Your instructions: Reproduce, character for character, the lines in the records from the line with "table-row: Material Type" up to and including the line with "row-feature: Texture [43,363,173,412]".

################

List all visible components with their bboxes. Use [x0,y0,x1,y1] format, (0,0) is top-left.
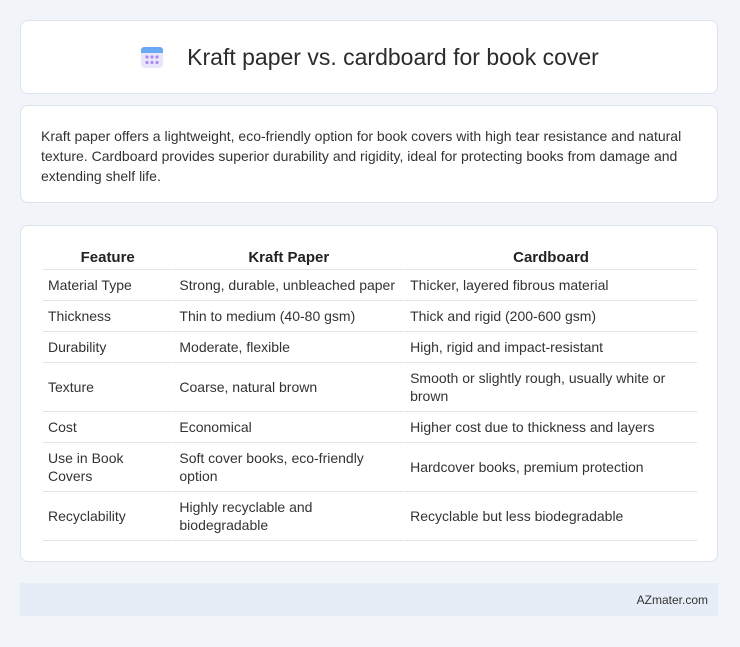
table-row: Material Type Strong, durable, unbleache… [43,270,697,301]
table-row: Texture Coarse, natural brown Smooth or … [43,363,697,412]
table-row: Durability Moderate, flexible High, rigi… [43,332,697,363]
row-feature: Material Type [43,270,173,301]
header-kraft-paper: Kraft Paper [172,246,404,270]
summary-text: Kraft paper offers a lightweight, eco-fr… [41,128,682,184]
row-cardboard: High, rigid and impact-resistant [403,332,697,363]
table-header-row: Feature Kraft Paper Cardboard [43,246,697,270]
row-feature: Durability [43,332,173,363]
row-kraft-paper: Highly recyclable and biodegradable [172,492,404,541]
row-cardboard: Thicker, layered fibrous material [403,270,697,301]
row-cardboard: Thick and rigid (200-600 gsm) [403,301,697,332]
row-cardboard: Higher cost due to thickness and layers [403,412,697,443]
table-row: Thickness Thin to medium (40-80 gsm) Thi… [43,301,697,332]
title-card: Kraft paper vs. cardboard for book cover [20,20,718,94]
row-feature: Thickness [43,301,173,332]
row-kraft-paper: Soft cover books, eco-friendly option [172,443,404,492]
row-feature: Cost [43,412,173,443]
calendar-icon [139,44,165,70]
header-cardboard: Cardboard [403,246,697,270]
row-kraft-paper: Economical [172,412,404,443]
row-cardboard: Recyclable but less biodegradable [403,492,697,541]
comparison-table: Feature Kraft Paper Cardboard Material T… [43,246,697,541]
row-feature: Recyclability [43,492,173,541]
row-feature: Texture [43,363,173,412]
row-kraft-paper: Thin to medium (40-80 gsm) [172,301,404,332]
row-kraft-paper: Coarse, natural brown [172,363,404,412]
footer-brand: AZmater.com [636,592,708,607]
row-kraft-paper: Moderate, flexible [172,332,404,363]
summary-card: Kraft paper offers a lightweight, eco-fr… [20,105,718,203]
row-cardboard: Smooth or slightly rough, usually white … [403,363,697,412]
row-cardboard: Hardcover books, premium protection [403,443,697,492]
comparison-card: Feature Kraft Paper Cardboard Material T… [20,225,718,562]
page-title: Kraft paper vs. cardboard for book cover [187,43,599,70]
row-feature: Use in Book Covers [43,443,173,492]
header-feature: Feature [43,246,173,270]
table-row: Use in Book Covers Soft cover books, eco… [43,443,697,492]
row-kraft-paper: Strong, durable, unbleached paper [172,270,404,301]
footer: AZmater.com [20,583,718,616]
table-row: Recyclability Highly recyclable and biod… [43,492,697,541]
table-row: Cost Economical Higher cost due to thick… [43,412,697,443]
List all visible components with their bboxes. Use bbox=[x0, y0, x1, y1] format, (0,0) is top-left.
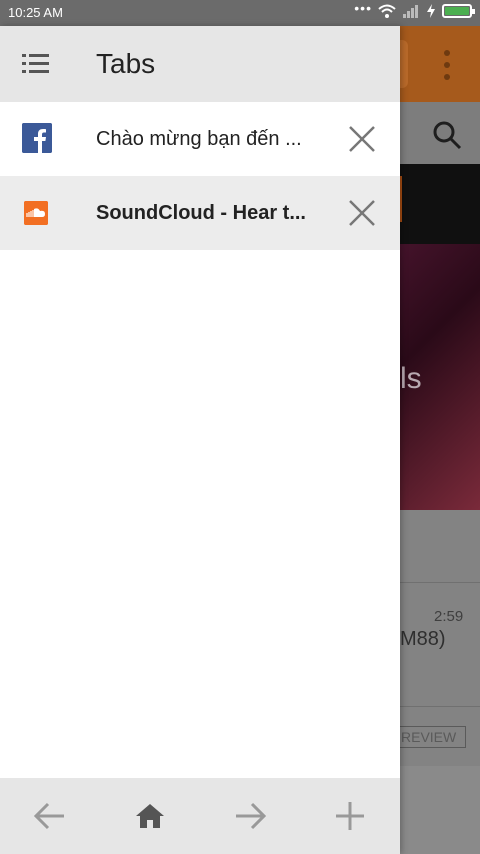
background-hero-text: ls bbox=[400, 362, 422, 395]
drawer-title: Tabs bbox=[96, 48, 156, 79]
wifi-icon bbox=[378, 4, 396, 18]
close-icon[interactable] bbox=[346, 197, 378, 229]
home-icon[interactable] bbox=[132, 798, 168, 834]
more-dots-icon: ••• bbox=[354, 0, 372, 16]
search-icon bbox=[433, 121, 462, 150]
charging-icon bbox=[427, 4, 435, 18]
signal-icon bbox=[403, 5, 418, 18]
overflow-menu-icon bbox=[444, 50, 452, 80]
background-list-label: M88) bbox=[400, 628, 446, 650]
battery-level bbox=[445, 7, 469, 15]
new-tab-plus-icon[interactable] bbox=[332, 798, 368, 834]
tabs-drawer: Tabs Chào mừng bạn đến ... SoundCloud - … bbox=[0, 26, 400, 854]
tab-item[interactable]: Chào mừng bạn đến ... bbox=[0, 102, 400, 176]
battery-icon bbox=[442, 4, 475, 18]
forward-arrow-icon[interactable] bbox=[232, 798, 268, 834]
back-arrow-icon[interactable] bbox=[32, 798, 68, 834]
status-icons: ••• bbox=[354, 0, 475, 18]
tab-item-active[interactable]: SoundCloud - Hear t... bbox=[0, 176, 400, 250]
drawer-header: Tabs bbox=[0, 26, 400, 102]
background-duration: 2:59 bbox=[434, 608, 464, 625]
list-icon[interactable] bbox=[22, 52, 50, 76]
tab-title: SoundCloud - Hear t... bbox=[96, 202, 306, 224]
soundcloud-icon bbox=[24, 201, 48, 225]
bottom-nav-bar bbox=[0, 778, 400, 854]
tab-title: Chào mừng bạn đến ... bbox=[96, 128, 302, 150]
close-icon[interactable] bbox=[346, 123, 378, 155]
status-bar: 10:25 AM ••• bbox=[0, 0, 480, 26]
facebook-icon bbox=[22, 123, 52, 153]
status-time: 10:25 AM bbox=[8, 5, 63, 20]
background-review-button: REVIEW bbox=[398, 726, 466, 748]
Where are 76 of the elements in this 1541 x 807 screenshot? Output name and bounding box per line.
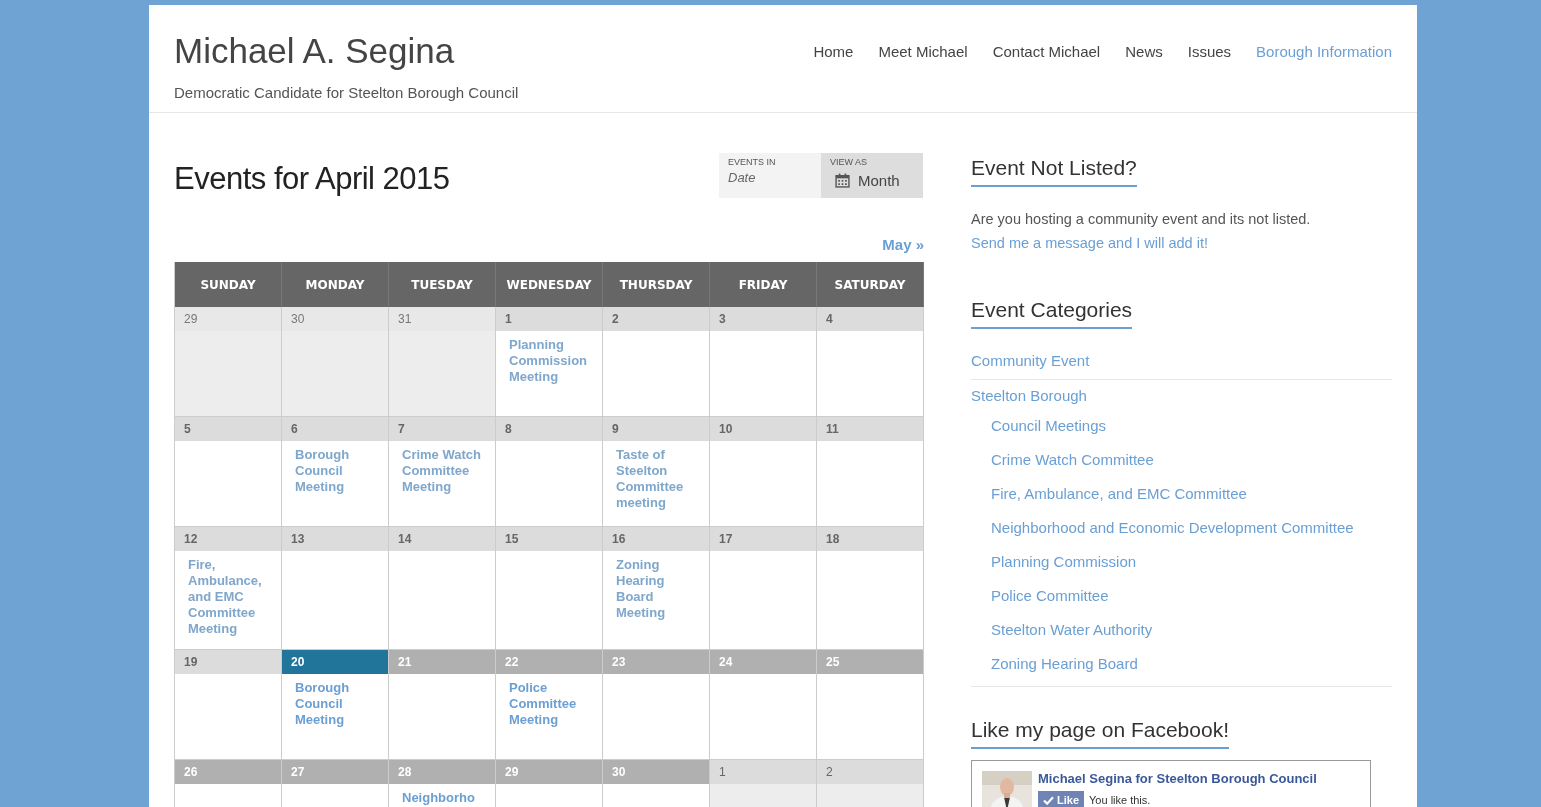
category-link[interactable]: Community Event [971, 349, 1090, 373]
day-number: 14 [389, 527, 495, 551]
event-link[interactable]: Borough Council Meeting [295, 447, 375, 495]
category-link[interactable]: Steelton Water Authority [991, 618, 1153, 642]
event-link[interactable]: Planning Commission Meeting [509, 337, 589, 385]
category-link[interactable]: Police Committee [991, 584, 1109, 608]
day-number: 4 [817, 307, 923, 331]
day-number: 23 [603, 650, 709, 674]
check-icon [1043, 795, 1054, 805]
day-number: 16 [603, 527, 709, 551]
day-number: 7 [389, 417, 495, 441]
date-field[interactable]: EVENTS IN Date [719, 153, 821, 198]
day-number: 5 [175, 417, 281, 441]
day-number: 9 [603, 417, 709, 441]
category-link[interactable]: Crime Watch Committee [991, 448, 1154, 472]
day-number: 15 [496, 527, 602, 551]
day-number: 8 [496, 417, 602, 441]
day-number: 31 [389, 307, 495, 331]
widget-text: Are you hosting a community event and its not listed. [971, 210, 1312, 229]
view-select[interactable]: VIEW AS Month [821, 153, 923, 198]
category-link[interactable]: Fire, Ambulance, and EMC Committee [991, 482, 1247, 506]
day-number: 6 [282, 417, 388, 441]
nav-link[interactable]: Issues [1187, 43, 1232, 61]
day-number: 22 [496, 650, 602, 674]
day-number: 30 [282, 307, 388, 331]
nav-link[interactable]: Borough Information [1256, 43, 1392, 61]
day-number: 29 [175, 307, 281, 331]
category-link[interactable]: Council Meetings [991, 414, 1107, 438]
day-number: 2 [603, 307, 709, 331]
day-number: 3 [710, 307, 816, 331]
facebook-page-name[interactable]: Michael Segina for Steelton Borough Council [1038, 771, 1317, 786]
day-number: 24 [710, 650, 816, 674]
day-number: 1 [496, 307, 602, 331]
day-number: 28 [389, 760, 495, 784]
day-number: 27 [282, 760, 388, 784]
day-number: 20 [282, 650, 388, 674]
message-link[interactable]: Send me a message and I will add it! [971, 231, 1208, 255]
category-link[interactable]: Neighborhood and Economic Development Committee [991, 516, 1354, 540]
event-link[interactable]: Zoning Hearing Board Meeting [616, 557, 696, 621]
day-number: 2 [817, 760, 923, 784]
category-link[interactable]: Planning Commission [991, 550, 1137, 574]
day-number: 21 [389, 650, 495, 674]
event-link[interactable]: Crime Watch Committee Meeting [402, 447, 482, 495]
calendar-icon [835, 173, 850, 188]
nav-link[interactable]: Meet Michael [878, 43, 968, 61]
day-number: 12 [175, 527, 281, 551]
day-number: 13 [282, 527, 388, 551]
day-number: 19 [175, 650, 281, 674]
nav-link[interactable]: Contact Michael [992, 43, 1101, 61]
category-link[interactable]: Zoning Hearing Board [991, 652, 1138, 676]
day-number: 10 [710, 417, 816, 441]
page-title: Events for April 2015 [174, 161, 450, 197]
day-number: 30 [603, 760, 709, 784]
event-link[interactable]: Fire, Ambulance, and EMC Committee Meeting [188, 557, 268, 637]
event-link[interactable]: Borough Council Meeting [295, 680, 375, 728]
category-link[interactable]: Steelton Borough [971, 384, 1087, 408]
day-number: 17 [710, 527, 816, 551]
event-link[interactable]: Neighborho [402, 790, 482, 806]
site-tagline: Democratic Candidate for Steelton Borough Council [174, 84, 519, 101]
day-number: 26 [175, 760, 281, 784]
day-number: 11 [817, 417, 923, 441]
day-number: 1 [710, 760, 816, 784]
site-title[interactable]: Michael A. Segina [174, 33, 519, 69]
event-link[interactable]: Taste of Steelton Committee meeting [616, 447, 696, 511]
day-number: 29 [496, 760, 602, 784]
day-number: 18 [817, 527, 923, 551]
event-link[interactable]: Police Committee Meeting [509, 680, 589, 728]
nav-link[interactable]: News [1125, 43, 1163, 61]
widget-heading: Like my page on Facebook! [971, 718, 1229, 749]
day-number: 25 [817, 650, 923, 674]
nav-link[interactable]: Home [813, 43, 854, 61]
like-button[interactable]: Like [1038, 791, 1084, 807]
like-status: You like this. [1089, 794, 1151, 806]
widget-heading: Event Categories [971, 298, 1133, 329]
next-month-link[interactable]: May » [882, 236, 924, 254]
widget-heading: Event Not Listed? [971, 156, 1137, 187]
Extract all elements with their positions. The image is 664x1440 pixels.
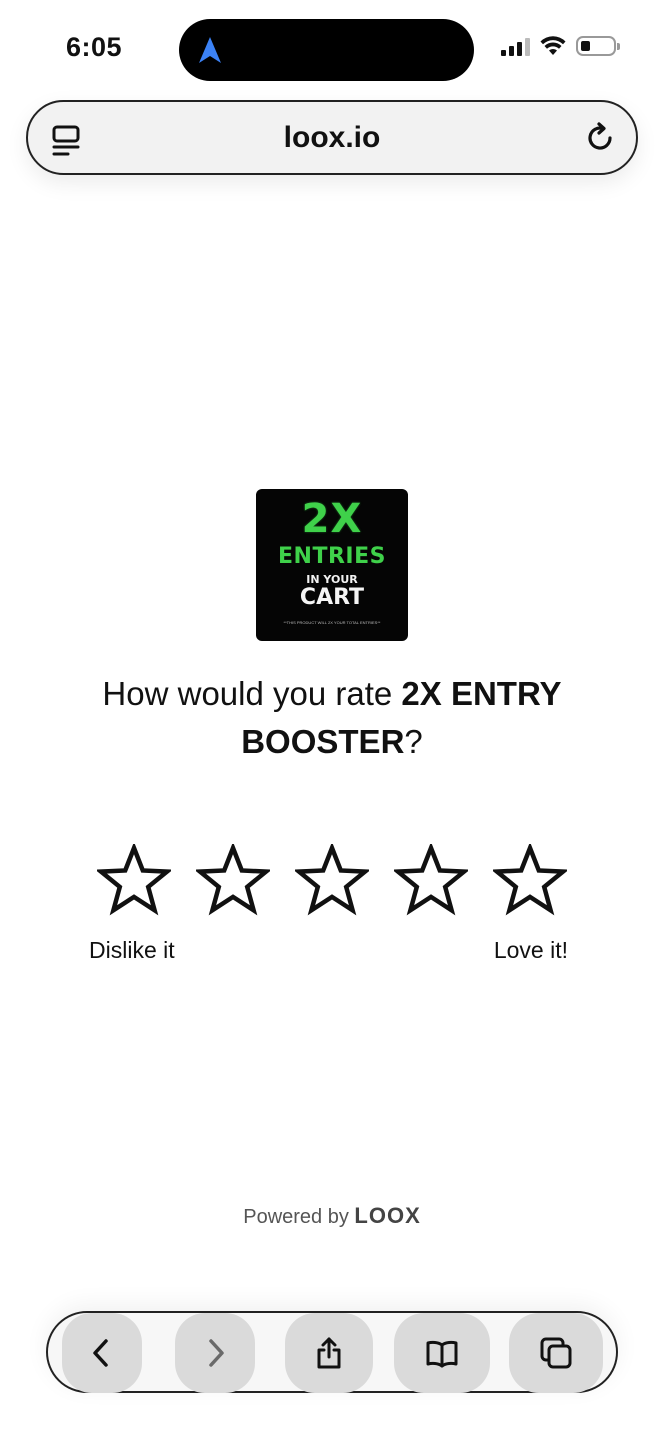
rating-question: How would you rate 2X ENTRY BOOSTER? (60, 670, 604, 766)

################

Answer to this task:
table-row: Material Type Strong, durable, unbleache… [43,270,697,301]
table-row: Texture Coarse, natural brown Smooth or … [43,363,697,412]
table-row: Durability Moderate, flexible High, rigi… [43,332,697,363]
row-feature: Material Type [43,270,173,301]
header-kraft-paper: Kraft Paper [172,246,404,270]
summary-text: Kraft paper offers a lightweight, eco-fr… [41,128,682,184]
row-cardboard: High, rigid and impact-resistant [403,332,697,363]
table-header-row: Feature Kraft Paper Cardboard [43,246,697,270]
row-feature: Durability [43,332,173,363]
row-kraft-paper: Highly recyclable and biodegradable [172,492,404,541]
row-cardboard: Thicker, layered fibrous material [403,270,697,301]
row-cardboard: Thick and rigid (200-600 gsm) [403,301,697,332]
row-cardboard: Higher cost due to thickness and layers [403,412,697,443]
table-row: Thickness Thin to medium (40-80 gsm) Thi… [43,301,697,332]
title-card: Kraft paper vs. cardboard for book cover [20,20,718,94]
row-feature: Thickness [43,301,173,332]
row-kraft-paper: Soft cover books, eco-friendly option [172,443,404,492]
row-feature: Cost [43,412,173,443]
calendar-icon [139,44,165,70]
header-cardboard: Cardboard [403,246,697,270]
row-kraft-paper: Economical [172,412,404,443]
row-cardboard: Recyclable but less biodegradable [403,492,697,541]
comparison-table: Feature Kraft Paper Cardboard Material T… [43,246,697,541]
row-feature: Recyclability [43,492,173,541]
row-feature: Texture [43,363,173,412]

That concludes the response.